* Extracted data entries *
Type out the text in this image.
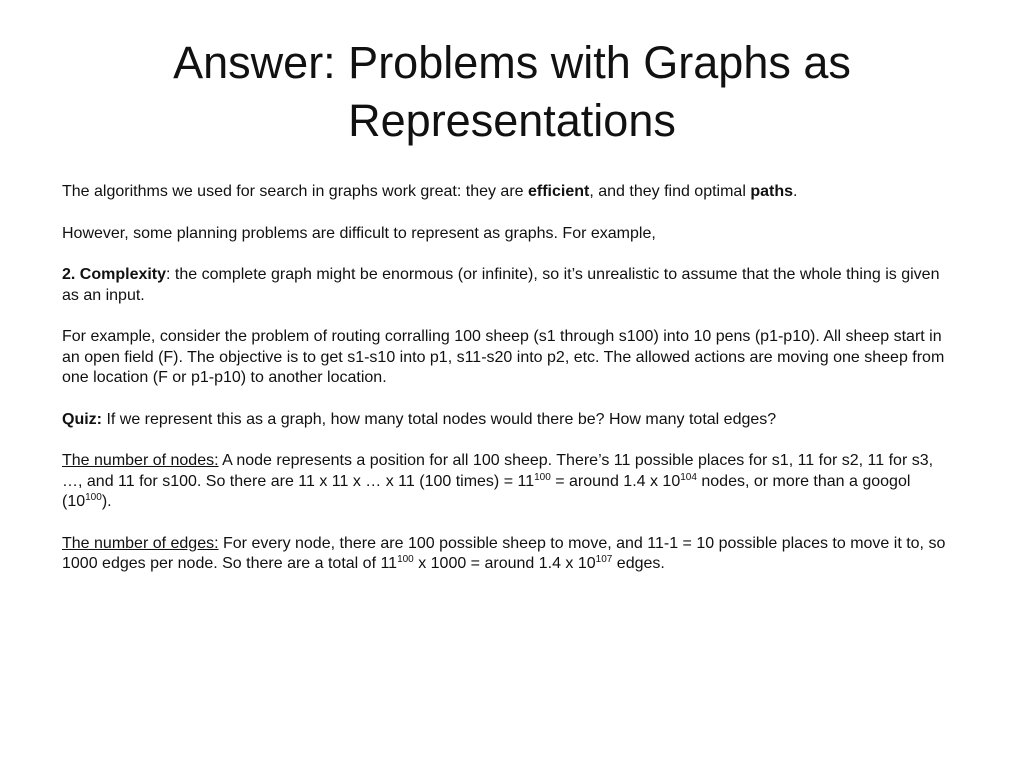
Answer: Problems with Graphs as Representations

The algorithms we used for search in graphs work great: they are efficient, and they find optimal paths.

However, some planning problems are difficult to represent as graphs. For example,

2. Complexity: the complete graph might be enormous (or infinite), so it’s unrealistic to assume that the whole thing is given as an input.

For example, consider the problem of routing corralling 100 sheep (s1 through s100) into 10 pens (p1-p10). All sheep start in an open field (F). The objective is to get s1-s10 into p1, s11-s20 into p2, etc. The allowed actions are moving one sheep from one location (F or p1-p10) to another location.

Quiz: If we represent this as a graph, how many total nodes would there be? How many total edges?

The number of nodes: A node represents a position for all 100 sheep. There’s 11 possible places for s1, 11 for s2, 11 for s3, …, and 11 for s100. So there are 11 x 11 x … x 11 (100 times) = $11^{100}$ = around 1.4 x $10^{104}$ nodes, or more than a googol $(10^{100})$.

The number of edges: For every node, there are 100 possible sheep to move, and 11-1 = 10 possible places to move it to, so 1000 edges per node. So there are a total of $11^{100}$ x 1000 = around 1.4 x $10^{107}$ edges.
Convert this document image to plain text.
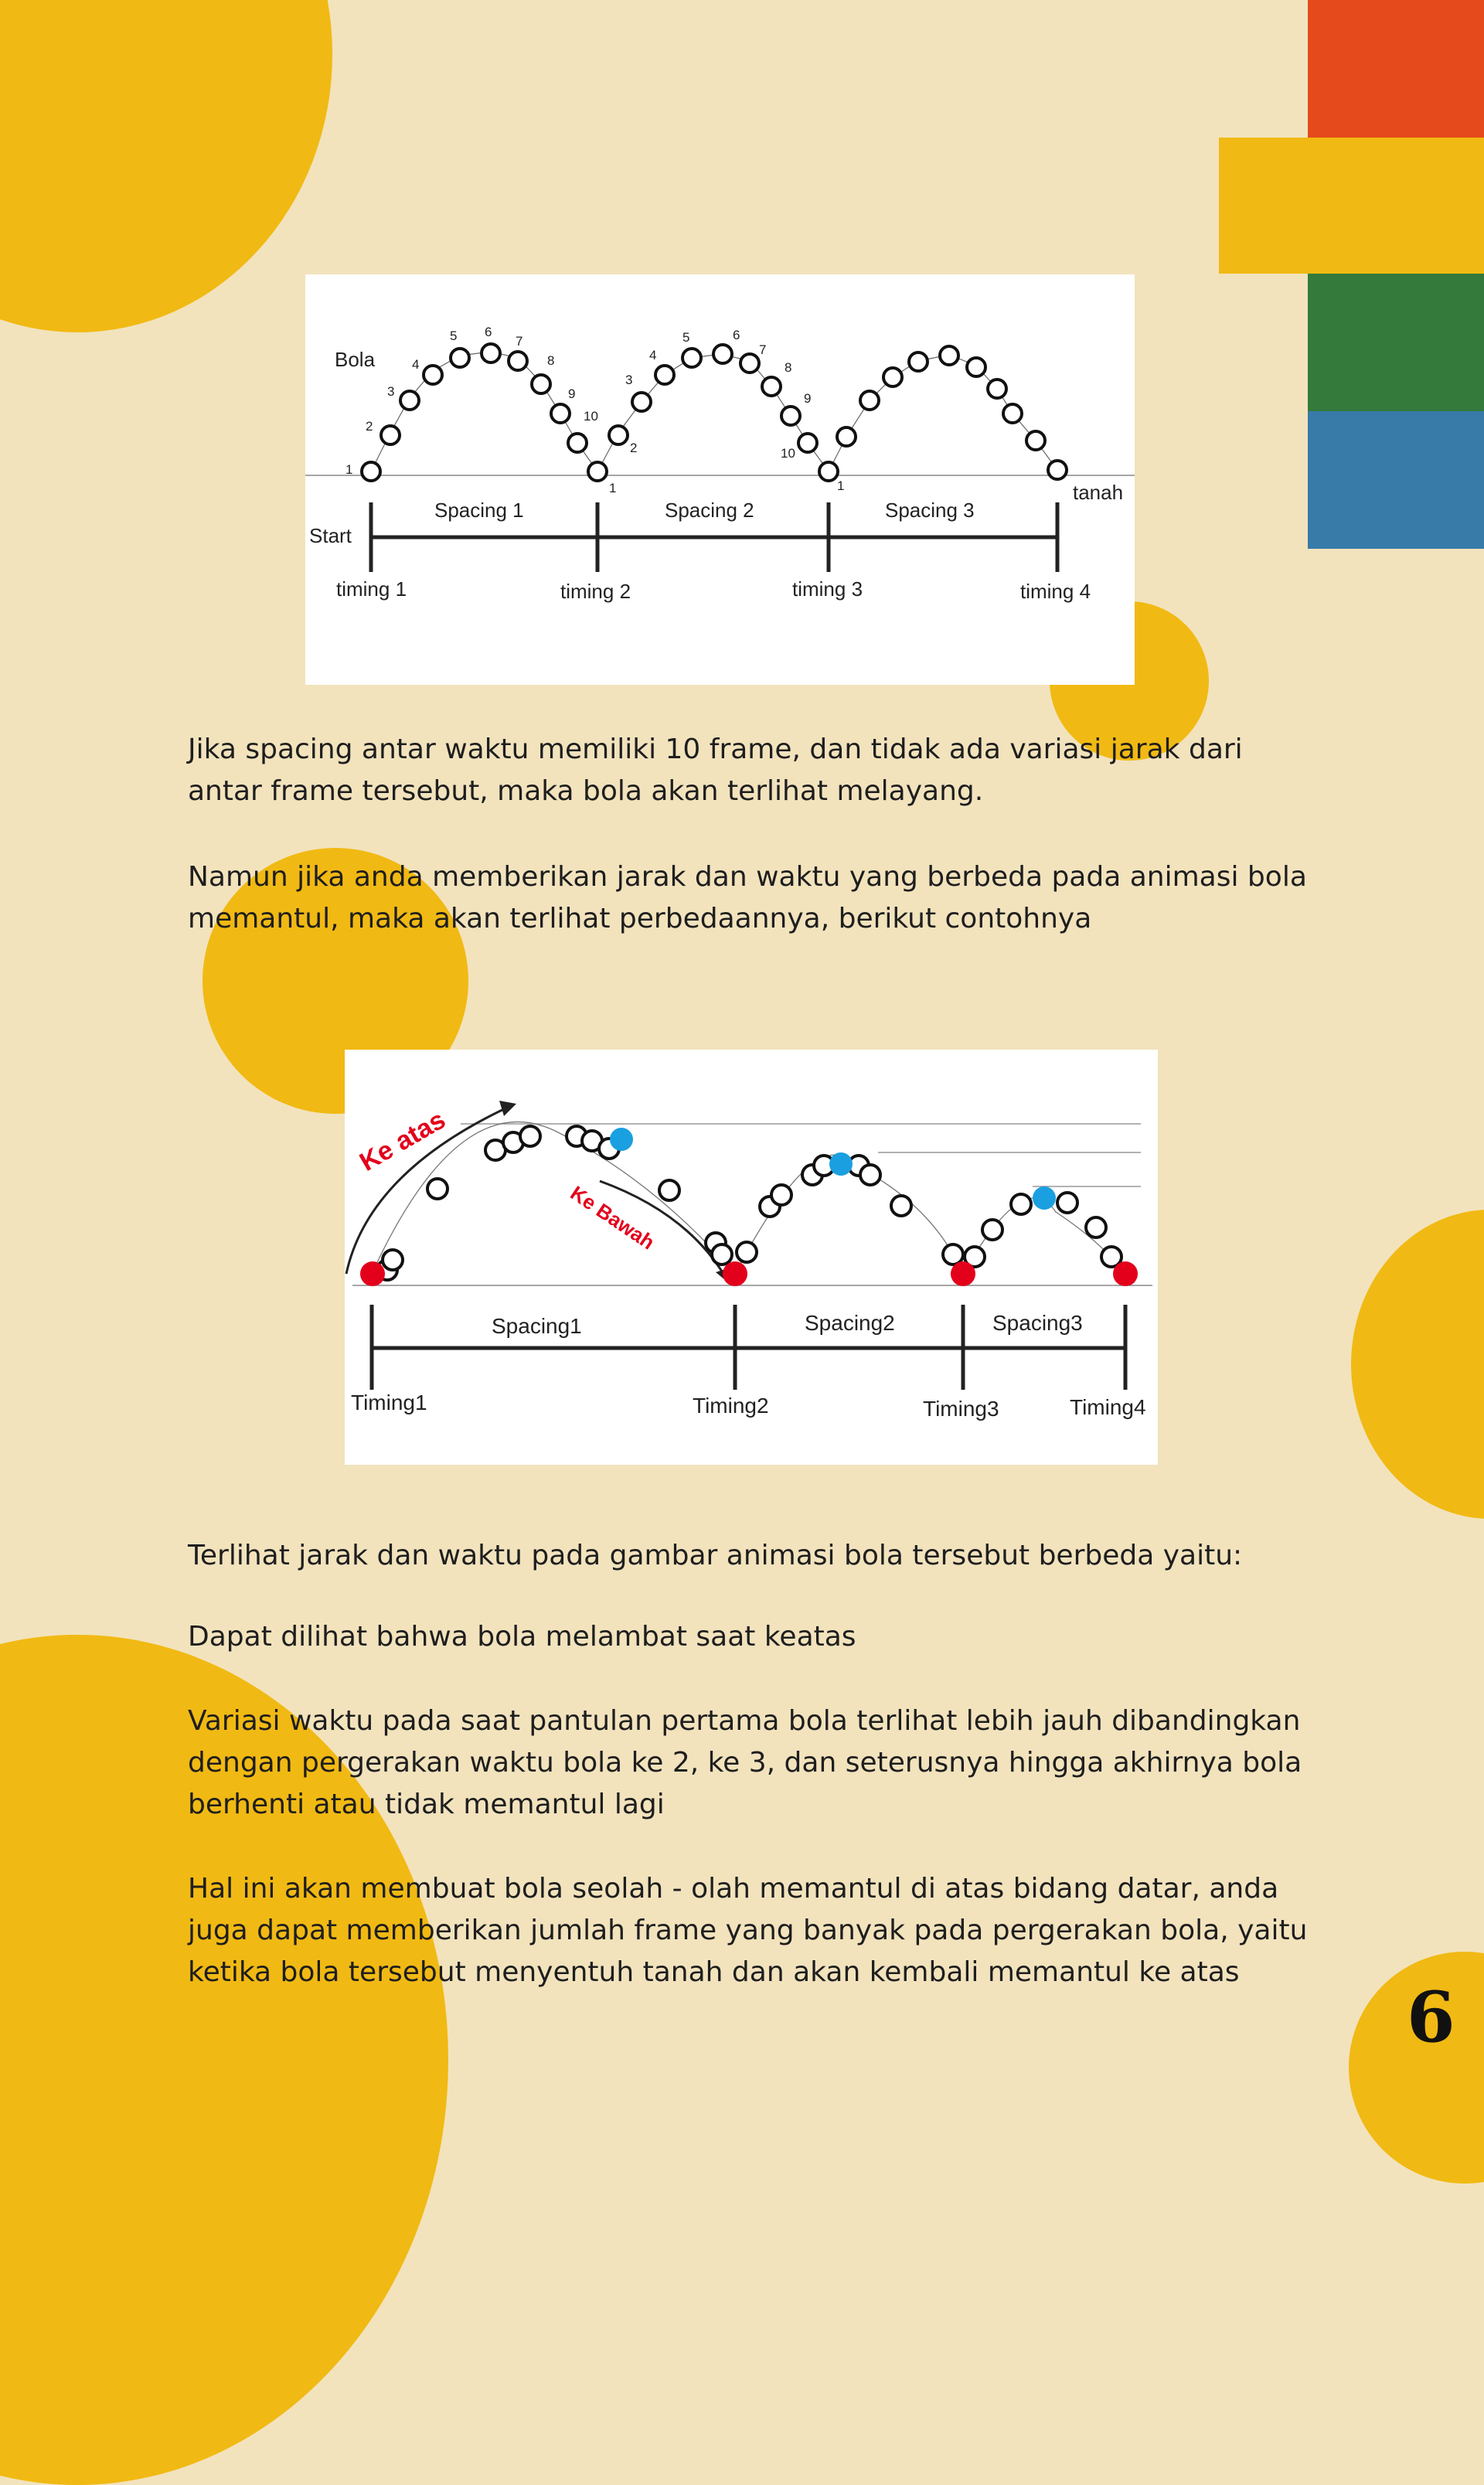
1
2
3
4
5 6
7
8
9
10
1
2
3
4
5	6
7
8
9
10
1
Bola
tanah
Start
Spacing 1	Spacing 2	Spacing 3
timing 1	timing 2	timing 3	timing 4

Jika spacing antar waktu memiliki 10 frame, dan tidak ada variasi jarak dari antar frame tersebut, maka bola akan terlihat melayang.

Namun jika anda memberikan jarak dan waktu yang berbeda pada animasi bola memantul, maka akan terlihat perbedaannya, berikut contohnya

Ke atas
Ke Bawah
Spacing1	Spacing2	Spacing3
Timing1	Timing2	Timing3	Timing4

Terlihat jarak dan waktu pada gambar animasi bola tersebut berbeda yaitu:

Dapat dilihat bahwa bola melambat saat keatas

Variasi waktu pada saat pantulan pertama bola terlihat lebih jauh dibandingkan dengan pergerakan waktu bola ke 2, ke 3, dan seterusnya hingga akhirnya bola berhenti atau tidak memantul lagi

Hal ini akan membuat bola seolah - olah memantul di atas bidang datar, anda juga dapat memberikan jumlah frame yang banyak pada pergerakan bola, yaitu ketika bola tersebut menyentuh tanah dan akan kembali memantul ke atas

6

* Instruction *
Check each line of the data above for the word "image" and say how many lines contain it, giving nothing besides the number.

* Answer *
2